**Task description:**
In the listing below, swap "body text" for "paragraph text" in the lines starting with the one containing "Output each element" and going on through the one containing "number badge 3: 3: [442, 422, 460, 458]". Reproduce only those lines with everything else unchanged, and leave the pictures out.

**Given data:**

====

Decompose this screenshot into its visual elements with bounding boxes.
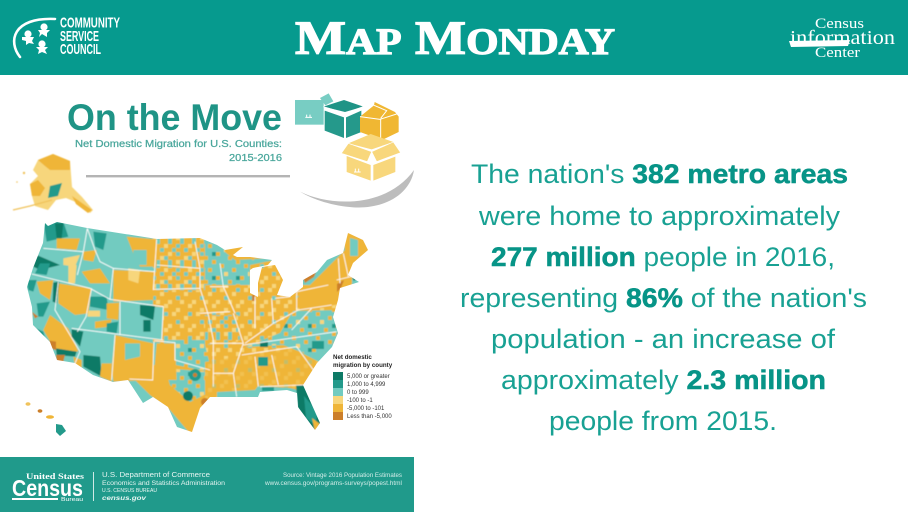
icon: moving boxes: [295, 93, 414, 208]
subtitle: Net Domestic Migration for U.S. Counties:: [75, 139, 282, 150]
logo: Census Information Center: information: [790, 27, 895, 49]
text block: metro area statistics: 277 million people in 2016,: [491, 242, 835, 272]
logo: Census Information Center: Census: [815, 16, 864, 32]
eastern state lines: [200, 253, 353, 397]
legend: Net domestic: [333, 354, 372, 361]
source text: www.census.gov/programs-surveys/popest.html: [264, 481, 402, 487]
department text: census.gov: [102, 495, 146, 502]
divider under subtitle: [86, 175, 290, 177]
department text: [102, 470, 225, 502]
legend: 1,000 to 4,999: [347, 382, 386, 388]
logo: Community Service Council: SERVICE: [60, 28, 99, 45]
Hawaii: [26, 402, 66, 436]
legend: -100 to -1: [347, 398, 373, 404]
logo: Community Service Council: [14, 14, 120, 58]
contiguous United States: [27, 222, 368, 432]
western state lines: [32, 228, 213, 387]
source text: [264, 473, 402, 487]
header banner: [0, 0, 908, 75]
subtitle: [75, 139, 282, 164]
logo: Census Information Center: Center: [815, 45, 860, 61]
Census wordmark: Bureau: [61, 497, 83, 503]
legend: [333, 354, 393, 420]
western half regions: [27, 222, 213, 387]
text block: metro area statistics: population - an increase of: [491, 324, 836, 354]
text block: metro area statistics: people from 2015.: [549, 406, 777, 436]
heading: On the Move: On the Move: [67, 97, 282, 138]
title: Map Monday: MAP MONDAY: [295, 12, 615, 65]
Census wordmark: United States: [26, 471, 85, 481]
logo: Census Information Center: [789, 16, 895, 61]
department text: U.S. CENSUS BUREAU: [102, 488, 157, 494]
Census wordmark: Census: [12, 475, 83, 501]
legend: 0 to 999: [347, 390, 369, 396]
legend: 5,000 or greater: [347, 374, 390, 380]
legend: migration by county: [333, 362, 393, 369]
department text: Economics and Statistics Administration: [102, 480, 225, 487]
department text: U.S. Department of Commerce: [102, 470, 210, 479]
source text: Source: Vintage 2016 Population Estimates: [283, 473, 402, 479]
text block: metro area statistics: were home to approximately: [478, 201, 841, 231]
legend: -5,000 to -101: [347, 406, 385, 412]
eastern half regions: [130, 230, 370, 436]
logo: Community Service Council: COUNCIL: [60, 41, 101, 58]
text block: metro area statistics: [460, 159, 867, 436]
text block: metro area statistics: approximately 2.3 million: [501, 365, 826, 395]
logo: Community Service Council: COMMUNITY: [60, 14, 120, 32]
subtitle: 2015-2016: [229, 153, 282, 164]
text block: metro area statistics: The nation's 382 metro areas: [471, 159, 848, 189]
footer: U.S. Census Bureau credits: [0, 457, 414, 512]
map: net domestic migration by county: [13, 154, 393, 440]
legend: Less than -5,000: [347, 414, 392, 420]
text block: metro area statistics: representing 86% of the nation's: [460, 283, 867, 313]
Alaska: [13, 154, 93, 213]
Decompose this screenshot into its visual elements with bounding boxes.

====

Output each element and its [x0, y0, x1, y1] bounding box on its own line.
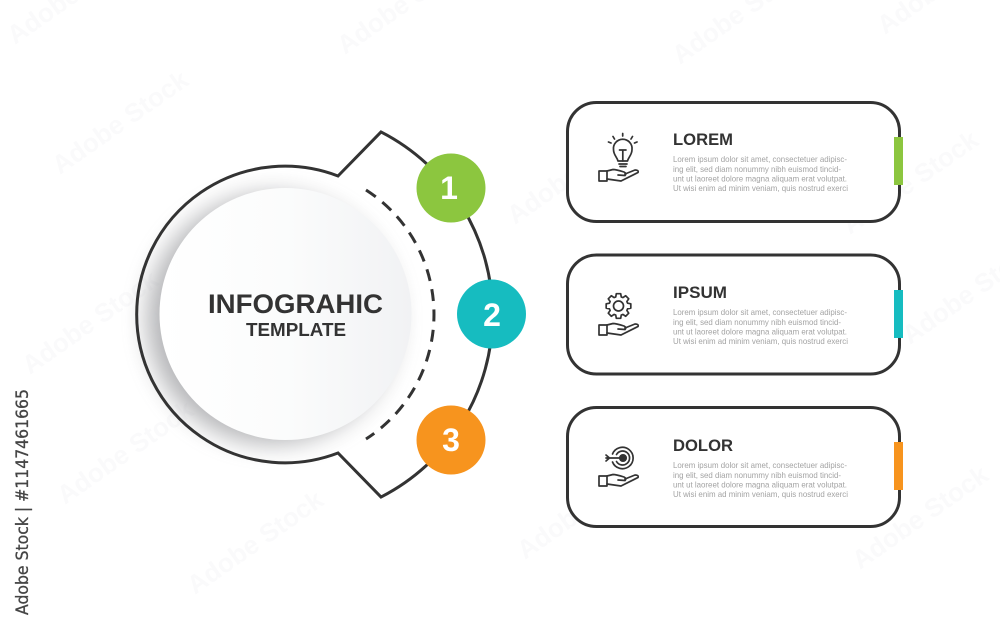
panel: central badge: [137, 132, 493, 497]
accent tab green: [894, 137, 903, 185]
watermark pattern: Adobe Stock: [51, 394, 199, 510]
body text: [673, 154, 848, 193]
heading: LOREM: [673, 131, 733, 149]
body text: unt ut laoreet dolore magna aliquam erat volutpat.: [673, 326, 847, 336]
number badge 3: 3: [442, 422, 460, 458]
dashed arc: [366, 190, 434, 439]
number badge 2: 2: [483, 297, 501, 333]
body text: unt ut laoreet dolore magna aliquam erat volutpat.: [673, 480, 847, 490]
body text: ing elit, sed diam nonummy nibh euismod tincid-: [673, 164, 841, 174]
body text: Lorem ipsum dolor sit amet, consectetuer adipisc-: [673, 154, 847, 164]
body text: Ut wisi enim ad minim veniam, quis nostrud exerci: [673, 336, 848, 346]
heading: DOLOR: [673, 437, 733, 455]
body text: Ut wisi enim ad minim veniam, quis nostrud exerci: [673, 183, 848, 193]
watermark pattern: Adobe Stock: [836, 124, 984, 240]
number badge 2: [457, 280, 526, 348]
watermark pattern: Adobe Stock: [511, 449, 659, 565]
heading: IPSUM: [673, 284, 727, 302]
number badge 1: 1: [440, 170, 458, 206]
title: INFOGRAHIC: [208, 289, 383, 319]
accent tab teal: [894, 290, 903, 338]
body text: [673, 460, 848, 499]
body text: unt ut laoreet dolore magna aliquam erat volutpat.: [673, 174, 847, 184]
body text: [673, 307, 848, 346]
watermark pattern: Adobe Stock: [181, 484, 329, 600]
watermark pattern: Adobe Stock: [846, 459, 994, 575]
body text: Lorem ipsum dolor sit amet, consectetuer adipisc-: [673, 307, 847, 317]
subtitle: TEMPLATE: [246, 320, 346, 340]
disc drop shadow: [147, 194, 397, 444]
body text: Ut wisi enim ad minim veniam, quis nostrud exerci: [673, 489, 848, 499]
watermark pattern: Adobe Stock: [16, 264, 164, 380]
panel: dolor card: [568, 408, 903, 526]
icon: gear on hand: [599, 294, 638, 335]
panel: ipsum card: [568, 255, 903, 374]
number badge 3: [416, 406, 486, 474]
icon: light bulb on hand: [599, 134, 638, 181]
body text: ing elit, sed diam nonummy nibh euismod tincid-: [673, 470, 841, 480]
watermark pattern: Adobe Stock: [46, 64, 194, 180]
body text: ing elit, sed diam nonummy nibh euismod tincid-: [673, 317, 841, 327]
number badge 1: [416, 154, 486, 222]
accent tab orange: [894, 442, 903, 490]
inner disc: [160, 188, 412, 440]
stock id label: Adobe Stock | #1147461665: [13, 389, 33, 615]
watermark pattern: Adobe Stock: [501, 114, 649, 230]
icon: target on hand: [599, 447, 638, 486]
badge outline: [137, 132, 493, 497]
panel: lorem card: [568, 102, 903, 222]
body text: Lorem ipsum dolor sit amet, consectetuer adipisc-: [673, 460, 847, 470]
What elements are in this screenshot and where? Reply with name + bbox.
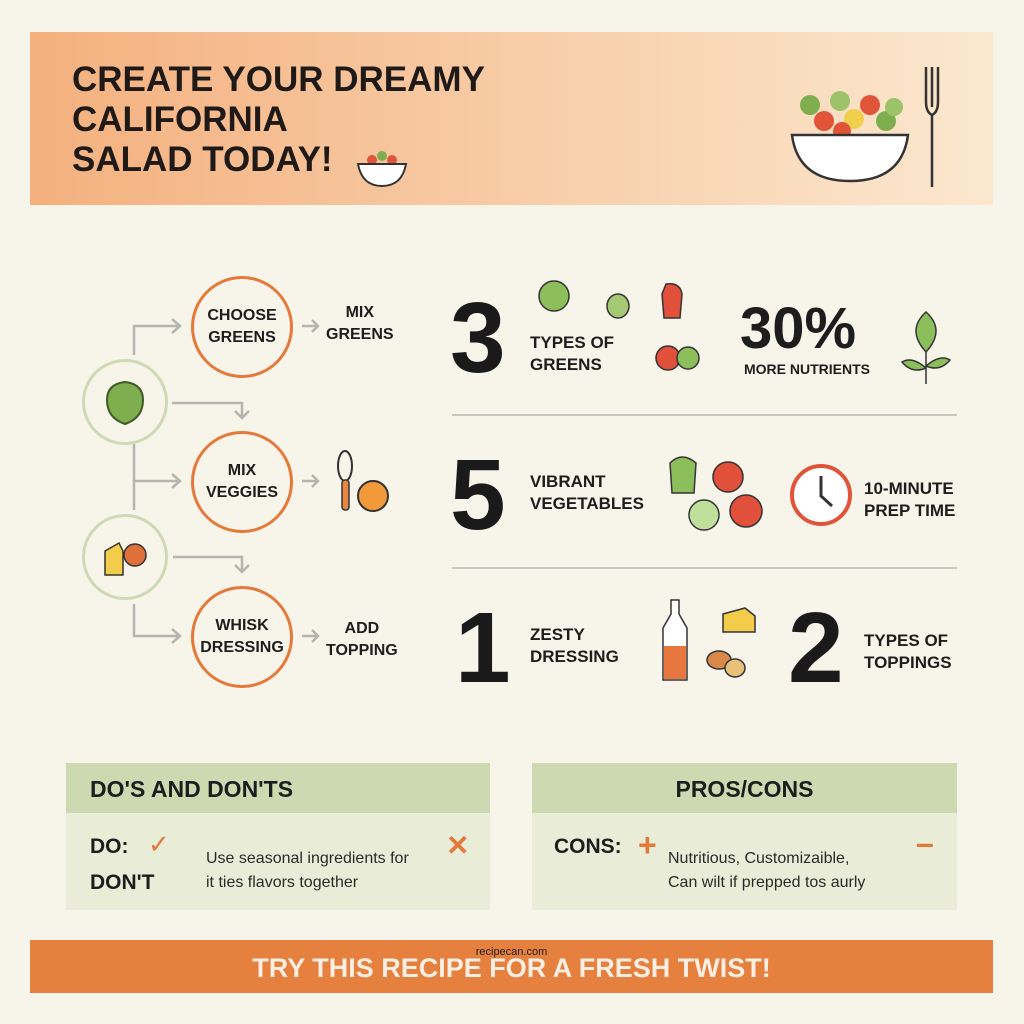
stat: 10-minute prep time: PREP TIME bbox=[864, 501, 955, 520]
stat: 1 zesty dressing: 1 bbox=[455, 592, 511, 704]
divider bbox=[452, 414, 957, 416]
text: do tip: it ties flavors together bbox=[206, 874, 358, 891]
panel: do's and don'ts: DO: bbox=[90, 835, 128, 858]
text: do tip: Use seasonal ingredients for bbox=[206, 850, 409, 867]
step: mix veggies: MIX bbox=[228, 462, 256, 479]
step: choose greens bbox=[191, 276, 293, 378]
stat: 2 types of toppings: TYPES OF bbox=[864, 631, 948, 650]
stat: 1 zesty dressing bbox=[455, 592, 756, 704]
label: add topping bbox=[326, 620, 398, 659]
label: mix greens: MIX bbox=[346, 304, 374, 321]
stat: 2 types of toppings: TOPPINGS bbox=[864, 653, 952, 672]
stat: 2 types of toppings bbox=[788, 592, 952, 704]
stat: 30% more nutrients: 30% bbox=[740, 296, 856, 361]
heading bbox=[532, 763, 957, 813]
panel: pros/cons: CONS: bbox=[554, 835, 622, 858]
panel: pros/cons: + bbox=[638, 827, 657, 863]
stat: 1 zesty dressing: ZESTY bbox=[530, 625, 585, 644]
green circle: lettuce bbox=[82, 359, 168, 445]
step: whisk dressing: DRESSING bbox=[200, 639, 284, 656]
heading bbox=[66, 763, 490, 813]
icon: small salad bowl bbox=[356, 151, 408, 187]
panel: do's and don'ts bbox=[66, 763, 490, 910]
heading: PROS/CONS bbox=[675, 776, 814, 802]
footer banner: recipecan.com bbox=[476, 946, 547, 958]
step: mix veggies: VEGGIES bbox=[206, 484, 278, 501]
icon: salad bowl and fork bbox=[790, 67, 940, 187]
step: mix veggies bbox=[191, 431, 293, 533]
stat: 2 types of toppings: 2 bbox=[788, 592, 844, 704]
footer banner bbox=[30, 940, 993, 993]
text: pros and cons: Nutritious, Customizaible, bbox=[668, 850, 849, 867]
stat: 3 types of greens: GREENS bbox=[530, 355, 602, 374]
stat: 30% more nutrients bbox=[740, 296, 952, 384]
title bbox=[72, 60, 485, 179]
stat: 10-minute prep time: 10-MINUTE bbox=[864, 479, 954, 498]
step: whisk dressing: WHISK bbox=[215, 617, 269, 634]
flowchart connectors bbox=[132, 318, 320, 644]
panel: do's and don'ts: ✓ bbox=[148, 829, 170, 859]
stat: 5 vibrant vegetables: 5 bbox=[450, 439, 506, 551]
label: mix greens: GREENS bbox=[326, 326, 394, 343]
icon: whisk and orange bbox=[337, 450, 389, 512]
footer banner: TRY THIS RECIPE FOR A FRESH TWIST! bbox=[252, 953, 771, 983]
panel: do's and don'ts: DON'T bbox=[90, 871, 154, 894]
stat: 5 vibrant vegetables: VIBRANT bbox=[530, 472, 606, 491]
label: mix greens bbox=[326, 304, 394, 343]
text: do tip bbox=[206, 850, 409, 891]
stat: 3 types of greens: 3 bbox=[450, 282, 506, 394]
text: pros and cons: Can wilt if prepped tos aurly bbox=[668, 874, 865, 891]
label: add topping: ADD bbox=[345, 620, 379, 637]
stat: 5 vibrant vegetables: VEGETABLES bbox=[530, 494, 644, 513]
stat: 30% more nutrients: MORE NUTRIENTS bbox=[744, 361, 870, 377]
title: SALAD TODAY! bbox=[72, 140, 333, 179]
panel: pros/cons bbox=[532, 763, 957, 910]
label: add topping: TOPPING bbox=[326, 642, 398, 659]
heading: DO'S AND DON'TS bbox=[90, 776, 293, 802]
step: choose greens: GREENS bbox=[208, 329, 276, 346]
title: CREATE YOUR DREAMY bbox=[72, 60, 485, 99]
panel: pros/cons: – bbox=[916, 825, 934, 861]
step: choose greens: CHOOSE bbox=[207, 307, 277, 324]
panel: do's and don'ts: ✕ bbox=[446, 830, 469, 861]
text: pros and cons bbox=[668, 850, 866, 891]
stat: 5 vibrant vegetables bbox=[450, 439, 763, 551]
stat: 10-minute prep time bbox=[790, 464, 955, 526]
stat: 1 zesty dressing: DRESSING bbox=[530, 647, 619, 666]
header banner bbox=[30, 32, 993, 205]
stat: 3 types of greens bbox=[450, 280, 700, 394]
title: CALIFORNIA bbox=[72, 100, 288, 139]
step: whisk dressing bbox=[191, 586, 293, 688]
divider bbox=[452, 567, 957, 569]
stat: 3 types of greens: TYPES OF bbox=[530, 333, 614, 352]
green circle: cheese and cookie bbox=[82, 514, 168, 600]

====

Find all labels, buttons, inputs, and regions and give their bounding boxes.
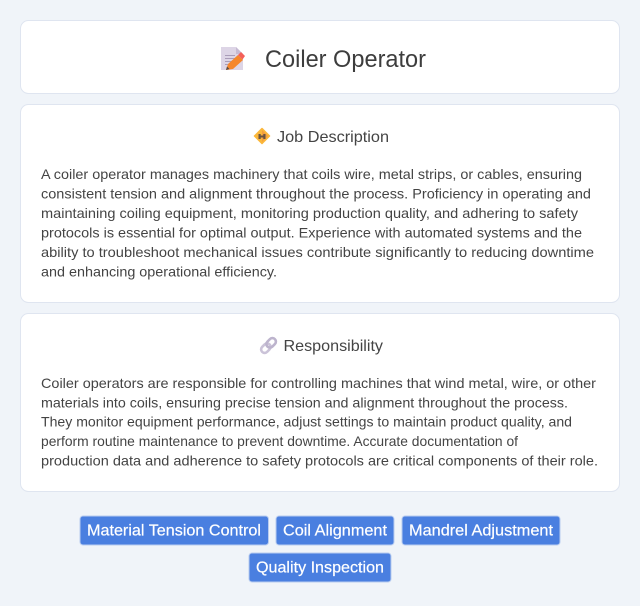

====

**Solution to the problem:**
Output each element and its [x0, y0, x1, y1] bounding box on its own line.
panel: central badge: [137, 132, 493, 497]
accent tab green: [894, 137, 903, 185]
watermark pattern: Adobe Stock: [51, 394, 199, 510]
paragraph text: [673, 154, 848, 193]
heading: LOREM: [673, 131, 733, 149]
paragraph text: unt ut laoreet dolore magna aliquam erat volutpat.: [673, 326, 847, 336]
number badge 3: 3: [442, 422, 460, 458]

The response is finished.